TASK INPUT:
-=-=-
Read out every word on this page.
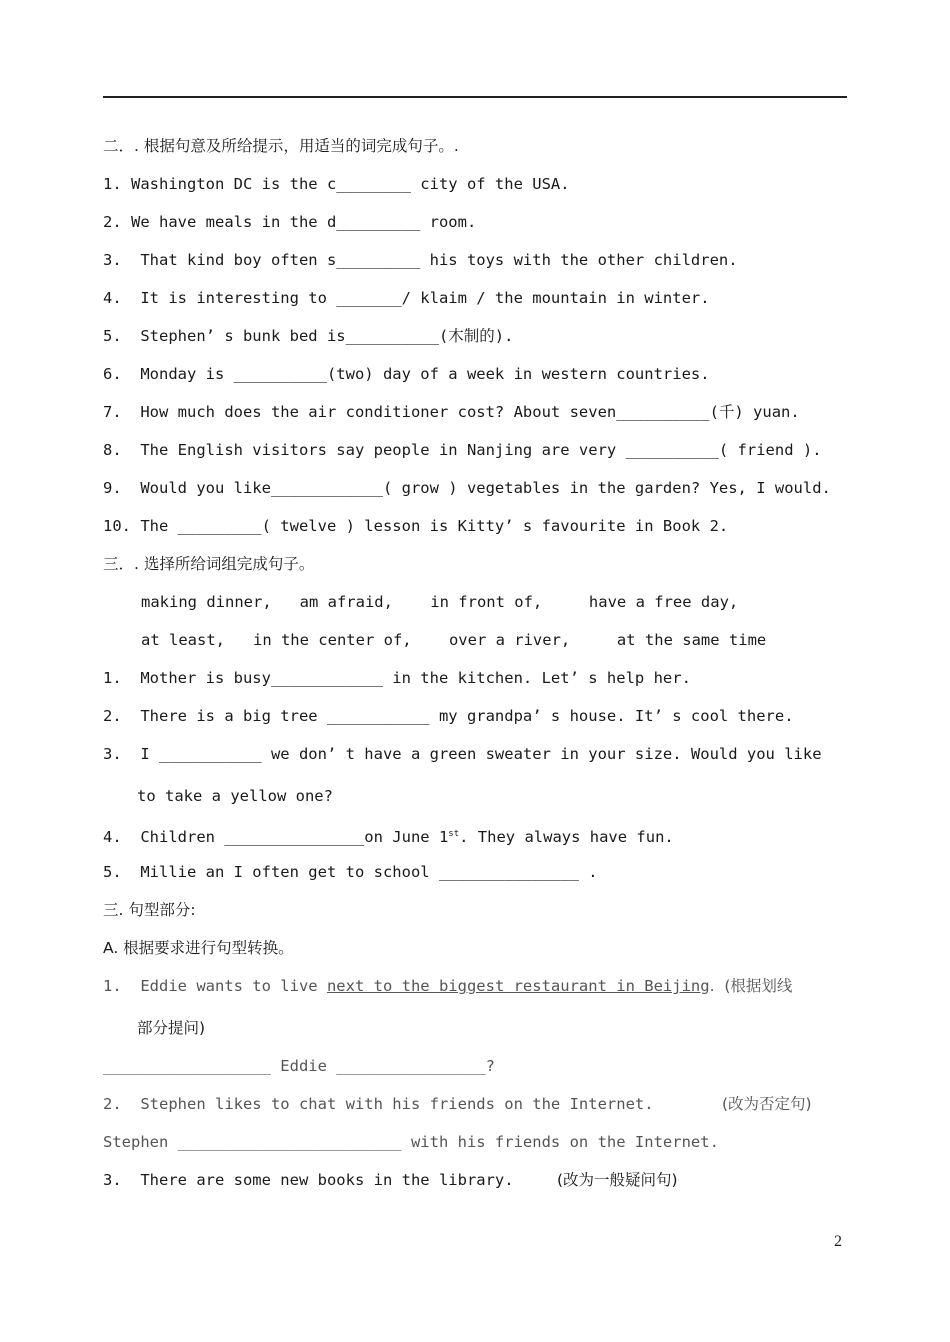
二．. 根据句意及所给提示，用适当的词完成句子。.
1. Washington DC is the c________ city of the USA.
2. We have meals in the d_________ room.
3.  That kind boy often s_________ his toys with the other children.
4.  It is interesting to _______/ klaim / the mountain in winter.
5.  Stephen’ s bunk bed is__________(木制的).
6.  Monday is __________(two) day of a week in western countries.
7.  How much does the air conditioner cost? About seven__________(千) yuan.
8.  The English visitors say people in Nanjing are very __________( friend ).
9.  Would you like____________( grow ) vegetables in the garden? Yes, I would.
10. The _________( twelve ) lesson is Kitty’ s favourite in Book 2.
三．. 选择所给词组完成句子。
making dinner,   am afraid,    in front of,     have a free day,
at least,   in the center of,    over a river,     at the same time
1.  Mother is busy____________ in the kitchen. Let’ s help her.
2.  There is a big tree ___________ my grandpa’ s house. It’ s cool there.
3.  I ___________ we don’ t have a green sweater in your size. Would you like
to take a yellow one?
4.  Children _______________on June 1st. They always have fun.
5.  Millie an I often get to school _______________ .
三. 句型部分:
A. 根据要求进行句型转换。
1.  Eddie wants to live next to the biggest restaurant in Beijing.  (根据划线
部分提问)
__________________ Eddie ________________?
2.  Stephen likes to chat with his friends on the Internet.	(改为否定句)
Stephen ________________________ with his friends on the Internet.
3.  There are some new books in the library.	(改为一般疑问句)
2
-=-=-
Leave every image out, and retype the material exactly.

TASK RESPONSE:
Read out every word on this page.
二．. 根据句意及所给提示，用适当的词完成句子。.
1. Washington DC is the c________ city of the USA.
2. We have meals in the d_________ room.
3.  That kind boy often s_________ his toys with the other children.
4.  It is interesting to _______/ klaim / the mountain in winter.
5.  Stephen’ s bunk bed is__________(木制的).
6.  Monday is __________(two) day of a week in western countries.
7.  How much does the air conditioner cost? About seven__________(千) yuan.
8.  The English visitors say people in Nanjing are very __________( friend ).
9.  Would you like____________( grow ) vegetables in the garden? Yes, I would.
10. The _________( twelve ) lesson is Kitty’ s favourite in Book 2.
三．. 选择所给词组完成句子。
making dinner,   am afraid,    in front of,     have a free day,
at least,   in the center of,    over a river,     at the same time
1.  Mother is busy____________ in the kitchen. Let’ s help her.
2.  There is a big tree ___________ my grandpa’ s house. It’ s cool there.
3.  I ___________ we don’ t have a green sweater in your size. Would you like
to take a yellow one?
4.  Children _______________on June 1st. They always have fun.
5.  Millie an I often get to school _______________ .
三. 句型部分:
A. 根据要求进行句型转换。
1.  Eddie wants to live next to the biggest restaurant in Beijing.  (根据划线
部分提问)
__________________ Eddie ________________?
2.  Stephen likes to chat with his friends on the Internet.	(改为否定句)
Stephen ________________________ with his friends on the Internet.
3.  There are some new books in the library.	(改为一般疑问句)
2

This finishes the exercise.